Abstract
Background: Human immunodeficiency virus (HIV) continues to be a major public health issue, with high infection rates and significant mortality. The role of churches in HIV prevention has been largely debated, particularly concerning the use of condoms.
Aim: The model’s objective was to assist pastors in enhancing support and care for individuals living with HIV, ultimately improving their quality of life.
Setting: This study, using a qualitative phenomenological approach, explored Christian practices that can aid in combating HIV and/or acquired immunodeficiency syndrome (AIDS) and proposed a model aimed at addressing HIV and/or AIDS among Christians in Thulamela churches.
Methods: Data were collected using a semi-structured interview guide. Thematic analysis revealed four major themes: pastors’ experiences regarding HIV and/or AIDS, pastors’ knowledge of HIV and/or AIDS, pastors’ attitudes towards HIV and/or AIDS and pastors’ practices concerning HIV and/or AIDS.
Results: The findings highlighted challenges in pastoral care because of a lack of knowledge and training, alongside negative attitudes and practices towards people living with HIV. A model was developed to combat HIV and/or AIDS, improve pastoral care and counselling, enhance the quality of life for people living with HIV and reduce new HIV infections among church members. The model’s development was guided by the Context, Input, Process and Output (CIPO) theory system.
Conclusion: The research findings underscore the importance of integrating people living with HIV in HIV and/or AIDS prevention efforts within church settings and enhancing pastoral care and counselling.

- **APPLY WHAT YOU READ**
1/ Retype the part of the abstract starting at "Setting: This study, using" and ending at "HIV and/or AIDS.".
2/ According to the abstract, which theory system guided the development of the model?

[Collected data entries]
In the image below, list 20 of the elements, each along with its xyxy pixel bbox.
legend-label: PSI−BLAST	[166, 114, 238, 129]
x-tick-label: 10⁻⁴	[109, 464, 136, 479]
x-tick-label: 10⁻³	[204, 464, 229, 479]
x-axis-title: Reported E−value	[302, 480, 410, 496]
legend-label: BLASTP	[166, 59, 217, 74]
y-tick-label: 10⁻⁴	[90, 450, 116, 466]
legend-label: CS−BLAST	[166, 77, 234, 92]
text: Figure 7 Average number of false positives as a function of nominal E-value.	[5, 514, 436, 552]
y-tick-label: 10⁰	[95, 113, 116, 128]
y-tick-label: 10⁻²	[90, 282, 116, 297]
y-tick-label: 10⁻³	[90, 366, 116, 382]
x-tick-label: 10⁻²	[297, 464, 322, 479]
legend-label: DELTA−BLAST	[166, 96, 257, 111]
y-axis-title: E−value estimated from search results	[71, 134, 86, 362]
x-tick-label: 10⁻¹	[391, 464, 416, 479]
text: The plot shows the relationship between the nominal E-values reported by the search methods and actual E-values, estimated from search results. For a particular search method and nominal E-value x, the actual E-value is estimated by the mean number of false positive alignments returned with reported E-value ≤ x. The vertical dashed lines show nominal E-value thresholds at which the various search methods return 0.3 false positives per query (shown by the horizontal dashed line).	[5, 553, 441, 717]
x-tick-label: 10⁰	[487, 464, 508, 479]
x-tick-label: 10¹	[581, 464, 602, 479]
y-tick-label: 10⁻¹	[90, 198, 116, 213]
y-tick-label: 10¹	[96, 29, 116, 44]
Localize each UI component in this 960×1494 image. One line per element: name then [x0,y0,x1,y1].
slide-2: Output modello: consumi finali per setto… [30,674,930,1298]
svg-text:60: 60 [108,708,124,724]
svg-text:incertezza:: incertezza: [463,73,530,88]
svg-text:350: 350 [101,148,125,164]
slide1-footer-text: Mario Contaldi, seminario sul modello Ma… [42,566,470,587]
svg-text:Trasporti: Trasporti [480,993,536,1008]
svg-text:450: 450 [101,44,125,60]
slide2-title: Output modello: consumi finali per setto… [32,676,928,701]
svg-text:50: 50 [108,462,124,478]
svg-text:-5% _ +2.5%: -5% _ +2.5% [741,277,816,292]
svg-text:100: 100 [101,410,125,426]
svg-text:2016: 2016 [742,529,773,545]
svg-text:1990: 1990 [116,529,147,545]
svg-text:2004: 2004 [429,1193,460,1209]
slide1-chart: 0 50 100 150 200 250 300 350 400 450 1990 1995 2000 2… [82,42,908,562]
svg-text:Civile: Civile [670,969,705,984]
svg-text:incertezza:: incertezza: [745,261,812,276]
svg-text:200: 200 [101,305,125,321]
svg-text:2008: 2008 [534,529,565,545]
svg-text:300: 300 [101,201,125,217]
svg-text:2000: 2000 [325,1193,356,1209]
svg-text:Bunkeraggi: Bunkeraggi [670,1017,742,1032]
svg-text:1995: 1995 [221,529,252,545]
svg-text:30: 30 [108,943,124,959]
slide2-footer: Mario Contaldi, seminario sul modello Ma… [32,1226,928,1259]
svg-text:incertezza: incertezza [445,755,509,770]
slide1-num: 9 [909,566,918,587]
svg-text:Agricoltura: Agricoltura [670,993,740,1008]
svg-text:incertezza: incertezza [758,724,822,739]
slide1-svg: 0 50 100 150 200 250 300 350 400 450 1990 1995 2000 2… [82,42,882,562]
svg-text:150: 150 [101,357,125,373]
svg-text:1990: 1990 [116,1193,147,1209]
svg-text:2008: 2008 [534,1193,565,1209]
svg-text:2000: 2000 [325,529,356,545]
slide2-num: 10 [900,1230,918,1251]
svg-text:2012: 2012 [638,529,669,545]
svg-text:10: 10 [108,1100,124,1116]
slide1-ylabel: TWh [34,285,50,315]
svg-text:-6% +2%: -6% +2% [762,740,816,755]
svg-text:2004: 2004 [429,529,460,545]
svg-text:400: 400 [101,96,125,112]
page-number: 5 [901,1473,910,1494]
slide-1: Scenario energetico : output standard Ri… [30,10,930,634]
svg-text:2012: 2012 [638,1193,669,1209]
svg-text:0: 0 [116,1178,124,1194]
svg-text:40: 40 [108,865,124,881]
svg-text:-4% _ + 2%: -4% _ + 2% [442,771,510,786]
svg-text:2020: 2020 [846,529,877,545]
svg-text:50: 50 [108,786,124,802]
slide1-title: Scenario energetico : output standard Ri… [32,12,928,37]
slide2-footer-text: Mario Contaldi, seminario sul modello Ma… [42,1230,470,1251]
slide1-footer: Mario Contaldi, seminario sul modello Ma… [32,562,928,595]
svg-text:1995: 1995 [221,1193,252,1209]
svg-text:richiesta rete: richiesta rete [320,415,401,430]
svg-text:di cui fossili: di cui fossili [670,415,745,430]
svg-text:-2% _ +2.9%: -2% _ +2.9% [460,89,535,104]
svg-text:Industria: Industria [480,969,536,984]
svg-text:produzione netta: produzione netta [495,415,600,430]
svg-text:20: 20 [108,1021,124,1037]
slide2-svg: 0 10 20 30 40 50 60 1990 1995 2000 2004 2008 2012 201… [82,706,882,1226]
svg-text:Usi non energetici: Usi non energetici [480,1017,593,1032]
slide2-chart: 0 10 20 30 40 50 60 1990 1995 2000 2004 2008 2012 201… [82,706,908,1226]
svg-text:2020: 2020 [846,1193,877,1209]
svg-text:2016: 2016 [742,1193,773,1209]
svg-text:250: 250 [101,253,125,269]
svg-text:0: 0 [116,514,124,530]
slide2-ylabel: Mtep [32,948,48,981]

- **ANSWERS BELOW**
1/
Setting: This study, using a qualitative phenomenological approach, explored Christian practices that can aid in combating HIV and/or acquired immunodeficiency syndrome (AIDS) and proposed a model aimed at addressing HIV and/or AIDS among Christians in Thulamela churches.
Methods: Data were collected using a semi-structured interview guide. Thematic analysis revealed four major themes: pastors’ experiences regarding HIV and/or AIDS, pastors’ knowledge of HIV and/or AIDS, pastors’ attitudes towards HIV and/or AIDS and pastors’ practices concerning HIV and/or AIDS.

2/ The Context, Input, Process and Output (CIPO) theory system.